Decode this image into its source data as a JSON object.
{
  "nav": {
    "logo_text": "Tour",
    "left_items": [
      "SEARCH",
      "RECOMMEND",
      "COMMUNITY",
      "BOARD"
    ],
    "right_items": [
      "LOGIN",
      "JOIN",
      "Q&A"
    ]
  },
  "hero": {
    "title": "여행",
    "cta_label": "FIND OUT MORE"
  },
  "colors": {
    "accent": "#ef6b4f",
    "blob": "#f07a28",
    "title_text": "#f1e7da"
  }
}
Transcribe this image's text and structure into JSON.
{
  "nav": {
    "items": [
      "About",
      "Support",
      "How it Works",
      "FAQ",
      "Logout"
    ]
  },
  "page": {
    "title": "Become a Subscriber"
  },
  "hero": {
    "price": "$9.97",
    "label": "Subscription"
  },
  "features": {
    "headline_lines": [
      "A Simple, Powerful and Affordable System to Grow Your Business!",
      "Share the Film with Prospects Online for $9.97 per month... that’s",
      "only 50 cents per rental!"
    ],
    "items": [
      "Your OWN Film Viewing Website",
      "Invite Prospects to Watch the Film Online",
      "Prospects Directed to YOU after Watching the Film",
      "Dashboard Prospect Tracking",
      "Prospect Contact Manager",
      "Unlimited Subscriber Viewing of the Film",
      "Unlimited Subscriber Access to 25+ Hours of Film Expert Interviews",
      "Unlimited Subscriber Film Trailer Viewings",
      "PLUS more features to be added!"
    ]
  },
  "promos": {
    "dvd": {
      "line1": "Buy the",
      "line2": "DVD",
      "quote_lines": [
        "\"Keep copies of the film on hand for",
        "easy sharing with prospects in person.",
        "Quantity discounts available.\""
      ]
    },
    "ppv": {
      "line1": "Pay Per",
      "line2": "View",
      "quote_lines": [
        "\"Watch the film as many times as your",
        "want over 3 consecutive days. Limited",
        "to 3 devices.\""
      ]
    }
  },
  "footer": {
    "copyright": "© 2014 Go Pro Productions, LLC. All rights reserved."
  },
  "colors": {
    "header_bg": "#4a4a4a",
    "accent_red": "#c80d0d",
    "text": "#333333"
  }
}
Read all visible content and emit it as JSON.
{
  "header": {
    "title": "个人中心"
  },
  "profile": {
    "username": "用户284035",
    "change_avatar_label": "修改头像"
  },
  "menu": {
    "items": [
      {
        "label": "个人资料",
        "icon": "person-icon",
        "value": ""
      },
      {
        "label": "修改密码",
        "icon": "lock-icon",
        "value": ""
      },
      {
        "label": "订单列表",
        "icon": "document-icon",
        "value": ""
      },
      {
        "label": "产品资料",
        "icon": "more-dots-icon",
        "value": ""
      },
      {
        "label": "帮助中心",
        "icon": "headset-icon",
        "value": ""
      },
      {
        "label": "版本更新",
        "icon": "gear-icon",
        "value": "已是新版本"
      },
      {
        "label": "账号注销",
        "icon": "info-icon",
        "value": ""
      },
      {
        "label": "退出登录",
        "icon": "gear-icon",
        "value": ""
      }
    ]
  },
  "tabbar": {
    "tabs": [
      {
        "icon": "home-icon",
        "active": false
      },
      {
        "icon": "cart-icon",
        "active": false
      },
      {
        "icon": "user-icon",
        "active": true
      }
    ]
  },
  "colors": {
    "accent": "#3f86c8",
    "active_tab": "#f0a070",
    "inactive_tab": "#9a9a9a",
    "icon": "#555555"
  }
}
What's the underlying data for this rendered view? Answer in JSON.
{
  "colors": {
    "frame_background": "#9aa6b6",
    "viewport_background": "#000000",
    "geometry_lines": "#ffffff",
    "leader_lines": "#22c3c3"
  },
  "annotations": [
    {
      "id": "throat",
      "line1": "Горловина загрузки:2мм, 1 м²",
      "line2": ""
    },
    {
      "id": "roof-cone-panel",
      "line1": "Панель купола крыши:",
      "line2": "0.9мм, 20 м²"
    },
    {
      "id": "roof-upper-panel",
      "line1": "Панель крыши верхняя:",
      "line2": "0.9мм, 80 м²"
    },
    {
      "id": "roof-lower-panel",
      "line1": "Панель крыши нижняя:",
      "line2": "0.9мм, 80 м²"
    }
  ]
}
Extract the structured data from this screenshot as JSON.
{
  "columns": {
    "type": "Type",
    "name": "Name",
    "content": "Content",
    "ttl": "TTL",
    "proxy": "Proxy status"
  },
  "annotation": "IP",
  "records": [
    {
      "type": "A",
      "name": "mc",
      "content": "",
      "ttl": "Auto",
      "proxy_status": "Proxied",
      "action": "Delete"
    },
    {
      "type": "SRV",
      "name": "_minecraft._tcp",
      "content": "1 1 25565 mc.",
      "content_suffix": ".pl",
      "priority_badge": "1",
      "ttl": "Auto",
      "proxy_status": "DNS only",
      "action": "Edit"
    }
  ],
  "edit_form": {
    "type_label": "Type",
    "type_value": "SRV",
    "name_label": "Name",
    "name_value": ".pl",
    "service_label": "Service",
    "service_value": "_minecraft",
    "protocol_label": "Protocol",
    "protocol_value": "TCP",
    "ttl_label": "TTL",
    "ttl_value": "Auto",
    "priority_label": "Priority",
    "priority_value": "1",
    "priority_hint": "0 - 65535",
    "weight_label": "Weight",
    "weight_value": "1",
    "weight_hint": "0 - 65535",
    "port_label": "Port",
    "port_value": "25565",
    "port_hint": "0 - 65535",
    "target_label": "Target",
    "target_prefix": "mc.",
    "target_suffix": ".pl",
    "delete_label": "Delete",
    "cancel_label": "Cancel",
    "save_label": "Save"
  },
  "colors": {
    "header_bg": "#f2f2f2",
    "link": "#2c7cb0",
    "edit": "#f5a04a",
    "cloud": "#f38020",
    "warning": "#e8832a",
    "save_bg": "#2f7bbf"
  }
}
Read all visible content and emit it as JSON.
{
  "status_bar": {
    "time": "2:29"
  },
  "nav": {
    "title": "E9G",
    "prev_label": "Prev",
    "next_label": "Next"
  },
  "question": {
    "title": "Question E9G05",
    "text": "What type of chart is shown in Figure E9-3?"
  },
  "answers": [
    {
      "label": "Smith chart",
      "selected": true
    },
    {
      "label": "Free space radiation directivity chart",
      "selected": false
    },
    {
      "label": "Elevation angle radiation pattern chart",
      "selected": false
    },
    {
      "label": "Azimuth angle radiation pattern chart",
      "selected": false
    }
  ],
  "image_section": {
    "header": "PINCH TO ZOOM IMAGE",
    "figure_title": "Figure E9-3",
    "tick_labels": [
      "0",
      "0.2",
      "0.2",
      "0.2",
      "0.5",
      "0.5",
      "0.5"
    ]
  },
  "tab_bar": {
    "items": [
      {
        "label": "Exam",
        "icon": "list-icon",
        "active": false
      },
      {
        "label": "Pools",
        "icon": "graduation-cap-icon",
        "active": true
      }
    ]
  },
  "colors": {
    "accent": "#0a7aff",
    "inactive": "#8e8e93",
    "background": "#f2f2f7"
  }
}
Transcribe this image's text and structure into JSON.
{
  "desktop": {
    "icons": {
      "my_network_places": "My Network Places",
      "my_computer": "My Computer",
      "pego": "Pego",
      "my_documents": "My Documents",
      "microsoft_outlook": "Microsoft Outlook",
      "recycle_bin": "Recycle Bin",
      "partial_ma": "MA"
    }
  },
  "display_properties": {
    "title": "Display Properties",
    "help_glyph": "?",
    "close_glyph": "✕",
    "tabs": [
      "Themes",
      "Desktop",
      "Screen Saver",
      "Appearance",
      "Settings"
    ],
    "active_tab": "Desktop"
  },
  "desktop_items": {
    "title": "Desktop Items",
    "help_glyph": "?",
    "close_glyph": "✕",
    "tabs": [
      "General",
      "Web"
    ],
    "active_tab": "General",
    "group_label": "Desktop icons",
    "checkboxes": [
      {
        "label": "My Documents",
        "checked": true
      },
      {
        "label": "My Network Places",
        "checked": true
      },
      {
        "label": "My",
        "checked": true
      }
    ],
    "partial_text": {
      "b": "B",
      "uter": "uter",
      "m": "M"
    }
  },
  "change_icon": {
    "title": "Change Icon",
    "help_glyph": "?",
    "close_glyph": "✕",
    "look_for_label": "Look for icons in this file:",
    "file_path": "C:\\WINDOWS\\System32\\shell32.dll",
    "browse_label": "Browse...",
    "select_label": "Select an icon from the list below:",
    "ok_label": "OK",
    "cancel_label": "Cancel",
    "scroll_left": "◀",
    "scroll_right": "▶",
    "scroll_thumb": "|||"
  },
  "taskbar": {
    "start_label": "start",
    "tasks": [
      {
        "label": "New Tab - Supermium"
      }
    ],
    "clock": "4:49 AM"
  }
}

....

Brief.
Collect every line above that contains the word "data".

Correct response.
Decode this image into its source data as a JSON object.
What's the underlying data for this rendered view? Answer in JSON.
Extract the structured data from this screenshot as JSON.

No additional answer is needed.